Exercise instructions: Give the number of lines holding the string "image", and nothing else.
○ ○ ○
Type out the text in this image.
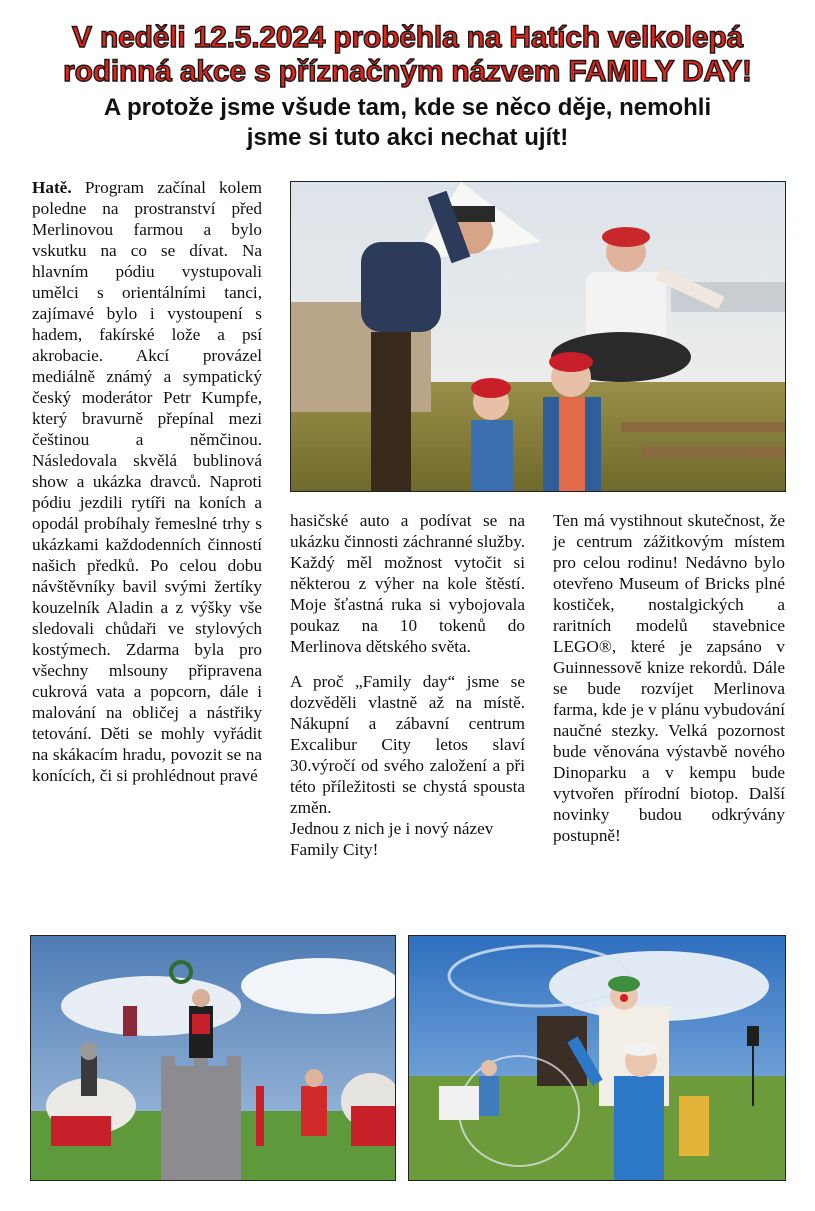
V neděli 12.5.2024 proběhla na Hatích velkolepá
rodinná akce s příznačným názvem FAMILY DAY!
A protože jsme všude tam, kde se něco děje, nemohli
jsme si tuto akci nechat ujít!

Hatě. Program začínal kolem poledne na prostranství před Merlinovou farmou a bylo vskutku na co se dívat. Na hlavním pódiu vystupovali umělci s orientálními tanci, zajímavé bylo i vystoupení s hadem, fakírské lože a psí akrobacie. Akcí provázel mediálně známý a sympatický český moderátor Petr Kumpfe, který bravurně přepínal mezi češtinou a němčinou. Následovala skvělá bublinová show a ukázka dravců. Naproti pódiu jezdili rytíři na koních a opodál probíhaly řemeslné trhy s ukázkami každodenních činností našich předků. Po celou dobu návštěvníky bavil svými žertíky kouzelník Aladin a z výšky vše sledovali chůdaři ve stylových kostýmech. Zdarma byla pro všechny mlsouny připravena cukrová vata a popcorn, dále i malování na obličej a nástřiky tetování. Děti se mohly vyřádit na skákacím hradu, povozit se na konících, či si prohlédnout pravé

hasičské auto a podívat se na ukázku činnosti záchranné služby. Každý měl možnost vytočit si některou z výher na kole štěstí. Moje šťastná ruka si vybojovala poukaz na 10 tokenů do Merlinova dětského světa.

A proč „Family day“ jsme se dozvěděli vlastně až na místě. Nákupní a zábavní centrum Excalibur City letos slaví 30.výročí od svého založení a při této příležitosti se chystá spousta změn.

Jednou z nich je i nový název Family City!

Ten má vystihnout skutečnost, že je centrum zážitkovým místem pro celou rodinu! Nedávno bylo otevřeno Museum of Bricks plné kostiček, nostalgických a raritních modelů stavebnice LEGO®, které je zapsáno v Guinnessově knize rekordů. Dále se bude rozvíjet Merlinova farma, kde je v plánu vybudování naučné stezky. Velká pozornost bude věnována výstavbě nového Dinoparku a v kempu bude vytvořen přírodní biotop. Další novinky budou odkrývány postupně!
○ ○ ○
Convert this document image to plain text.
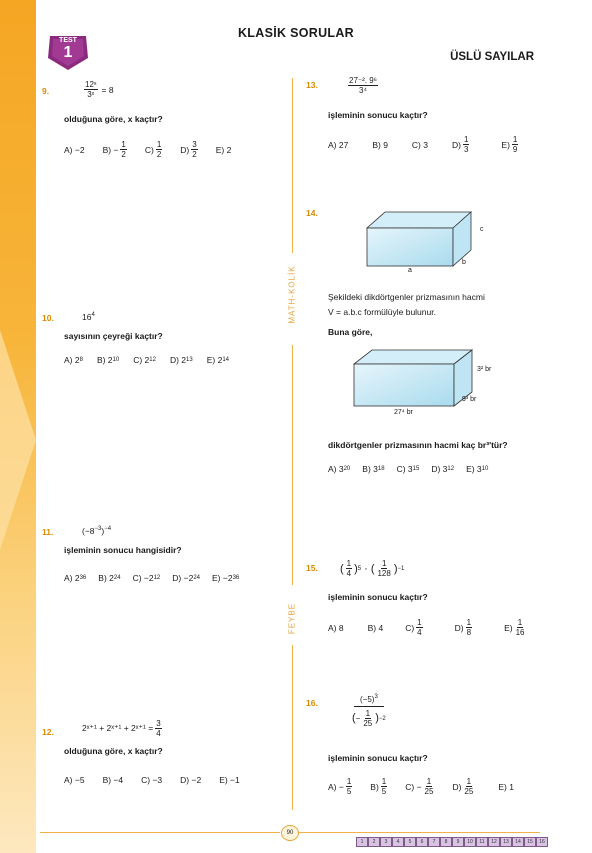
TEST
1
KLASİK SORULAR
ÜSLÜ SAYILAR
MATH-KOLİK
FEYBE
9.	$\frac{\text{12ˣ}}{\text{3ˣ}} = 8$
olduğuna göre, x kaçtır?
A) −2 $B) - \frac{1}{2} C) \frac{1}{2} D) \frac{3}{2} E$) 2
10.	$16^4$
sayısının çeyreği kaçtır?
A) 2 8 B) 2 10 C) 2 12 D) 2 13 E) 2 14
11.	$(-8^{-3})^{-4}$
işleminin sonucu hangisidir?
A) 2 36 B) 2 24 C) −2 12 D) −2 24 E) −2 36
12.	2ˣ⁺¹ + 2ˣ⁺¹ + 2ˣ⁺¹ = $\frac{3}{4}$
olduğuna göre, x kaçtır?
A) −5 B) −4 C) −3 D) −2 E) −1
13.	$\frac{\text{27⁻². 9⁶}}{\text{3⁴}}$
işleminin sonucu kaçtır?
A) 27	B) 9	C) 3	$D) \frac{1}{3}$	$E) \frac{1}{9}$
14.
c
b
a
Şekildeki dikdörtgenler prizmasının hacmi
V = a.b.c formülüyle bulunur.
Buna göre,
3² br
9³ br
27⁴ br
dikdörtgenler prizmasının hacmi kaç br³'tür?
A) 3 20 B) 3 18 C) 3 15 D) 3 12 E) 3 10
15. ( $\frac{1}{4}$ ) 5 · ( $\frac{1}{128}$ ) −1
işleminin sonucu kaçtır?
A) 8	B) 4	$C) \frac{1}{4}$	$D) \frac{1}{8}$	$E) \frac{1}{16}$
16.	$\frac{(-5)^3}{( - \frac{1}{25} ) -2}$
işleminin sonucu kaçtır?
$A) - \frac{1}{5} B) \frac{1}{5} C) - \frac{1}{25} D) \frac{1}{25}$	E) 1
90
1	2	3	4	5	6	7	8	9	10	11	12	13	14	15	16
○ ○ ○
In response: 2